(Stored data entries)
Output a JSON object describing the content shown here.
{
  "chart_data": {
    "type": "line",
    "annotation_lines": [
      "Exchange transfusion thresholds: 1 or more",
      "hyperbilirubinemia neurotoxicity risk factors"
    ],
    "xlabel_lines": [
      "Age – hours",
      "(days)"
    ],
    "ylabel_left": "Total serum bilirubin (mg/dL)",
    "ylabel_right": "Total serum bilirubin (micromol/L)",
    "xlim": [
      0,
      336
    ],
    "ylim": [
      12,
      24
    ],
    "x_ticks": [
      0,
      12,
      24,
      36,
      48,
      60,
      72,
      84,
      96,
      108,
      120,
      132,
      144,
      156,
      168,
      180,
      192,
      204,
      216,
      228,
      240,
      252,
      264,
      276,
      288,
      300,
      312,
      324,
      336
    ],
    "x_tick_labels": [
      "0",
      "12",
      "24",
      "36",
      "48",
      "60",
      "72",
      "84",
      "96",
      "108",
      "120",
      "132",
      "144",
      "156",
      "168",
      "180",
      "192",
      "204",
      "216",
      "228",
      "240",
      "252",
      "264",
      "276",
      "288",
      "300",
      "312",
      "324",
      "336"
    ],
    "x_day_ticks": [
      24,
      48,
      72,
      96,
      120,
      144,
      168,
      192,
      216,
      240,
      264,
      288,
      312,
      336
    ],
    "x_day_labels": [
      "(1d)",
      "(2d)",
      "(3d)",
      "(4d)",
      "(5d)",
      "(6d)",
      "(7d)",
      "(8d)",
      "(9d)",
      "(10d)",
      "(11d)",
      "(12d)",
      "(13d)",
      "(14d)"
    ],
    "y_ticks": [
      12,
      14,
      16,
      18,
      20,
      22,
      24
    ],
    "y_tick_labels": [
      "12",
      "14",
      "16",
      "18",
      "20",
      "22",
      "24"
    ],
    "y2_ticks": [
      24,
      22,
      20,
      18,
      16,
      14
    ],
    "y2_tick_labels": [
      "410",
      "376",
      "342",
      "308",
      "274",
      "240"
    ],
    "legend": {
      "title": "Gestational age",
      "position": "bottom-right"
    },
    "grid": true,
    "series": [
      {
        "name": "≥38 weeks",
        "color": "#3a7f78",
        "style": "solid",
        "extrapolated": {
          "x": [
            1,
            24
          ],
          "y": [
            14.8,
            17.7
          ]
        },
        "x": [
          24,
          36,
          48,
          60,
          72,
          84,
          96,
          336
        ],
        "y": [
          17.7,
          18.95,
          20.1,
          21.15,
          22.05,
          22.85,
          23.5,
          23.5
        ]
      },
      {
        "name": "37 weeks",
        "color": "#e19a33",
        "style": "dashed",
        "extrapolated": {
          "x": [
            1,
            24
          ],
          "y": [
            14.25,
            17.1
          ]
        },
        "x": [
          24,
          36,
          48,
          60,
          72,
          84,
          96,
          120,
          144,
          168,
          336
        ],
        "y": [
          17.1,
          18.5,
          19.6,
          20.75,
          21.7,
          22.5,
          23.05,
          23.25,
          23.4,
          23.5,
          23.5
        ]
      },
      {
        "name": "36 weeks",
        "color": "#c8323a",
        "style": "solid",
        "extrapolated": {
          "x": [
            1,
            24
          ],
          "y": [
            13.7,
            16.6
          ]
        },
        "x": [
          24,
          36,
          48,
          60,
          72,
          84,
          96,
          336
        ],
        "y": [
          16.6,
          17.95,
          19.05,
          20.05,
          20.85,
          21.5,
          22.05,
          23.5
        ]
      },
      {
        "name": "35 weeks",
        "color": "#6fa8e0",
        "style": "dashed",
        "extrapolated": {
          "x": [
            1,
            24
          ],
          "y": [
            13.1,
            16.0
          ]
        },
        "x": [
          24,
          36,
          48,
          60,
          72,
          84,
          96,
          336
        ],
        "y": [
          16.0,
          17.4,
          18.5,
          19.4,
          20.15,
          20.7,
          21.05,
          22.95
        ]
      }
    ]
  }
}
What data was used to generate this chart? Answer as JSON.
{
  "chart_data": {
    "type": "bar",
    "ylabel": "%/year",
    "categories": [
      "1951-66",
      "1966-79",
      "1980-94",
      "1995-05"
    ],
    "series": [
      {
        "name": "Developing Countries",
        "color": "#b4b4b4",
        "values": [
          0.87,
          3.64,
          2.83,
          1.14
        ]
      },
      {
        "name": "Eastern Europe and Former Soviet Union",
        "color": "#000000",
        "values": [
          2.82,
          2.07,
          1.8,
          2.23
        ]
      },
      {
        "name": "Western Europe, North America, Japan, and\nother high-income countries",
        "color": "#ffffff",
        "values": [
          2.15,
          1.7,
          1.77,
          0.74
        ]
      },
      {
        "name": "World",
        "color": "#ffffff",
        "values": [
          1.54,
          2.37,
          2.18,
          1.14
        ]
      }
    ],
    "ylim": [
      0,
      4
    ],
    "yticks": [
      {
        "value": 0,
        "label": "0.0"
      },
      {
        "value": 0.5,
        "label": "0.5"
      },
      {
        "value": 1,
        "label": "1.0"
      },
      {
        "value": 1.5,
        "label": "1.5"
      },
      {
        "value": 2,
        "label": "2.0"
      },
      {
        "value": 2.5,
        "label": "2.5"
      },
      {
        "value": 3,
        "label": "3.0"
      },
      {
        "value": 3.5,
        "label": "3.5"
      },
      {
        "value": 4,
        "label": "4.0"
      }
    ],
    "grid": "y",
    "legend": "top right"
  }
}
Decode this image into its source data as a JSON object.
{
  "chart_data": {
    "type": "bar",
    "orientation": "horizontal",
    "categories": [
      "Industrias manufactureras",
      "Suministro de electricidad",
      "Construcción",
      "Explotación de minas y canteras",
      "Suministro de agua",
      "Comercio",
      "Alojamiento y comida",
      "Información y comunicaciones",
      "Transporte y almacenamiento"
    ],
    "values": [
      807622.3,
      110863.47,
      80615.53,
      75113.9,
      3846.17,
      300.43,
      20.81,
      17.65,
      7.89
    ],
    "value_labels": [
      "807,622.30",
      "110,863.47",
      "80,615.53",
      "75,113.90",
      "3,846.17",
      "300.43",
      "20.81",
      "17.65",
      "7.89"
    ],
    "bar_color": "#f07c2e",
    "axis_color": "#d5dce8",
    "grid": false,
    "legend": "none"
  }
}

• **EXERCISE INSTRUCTIONS**
Scan the entries above and work out how many lines include the word "name"; the reply is that number alone.

• **SOLUTION TO THE EXERCISE**
8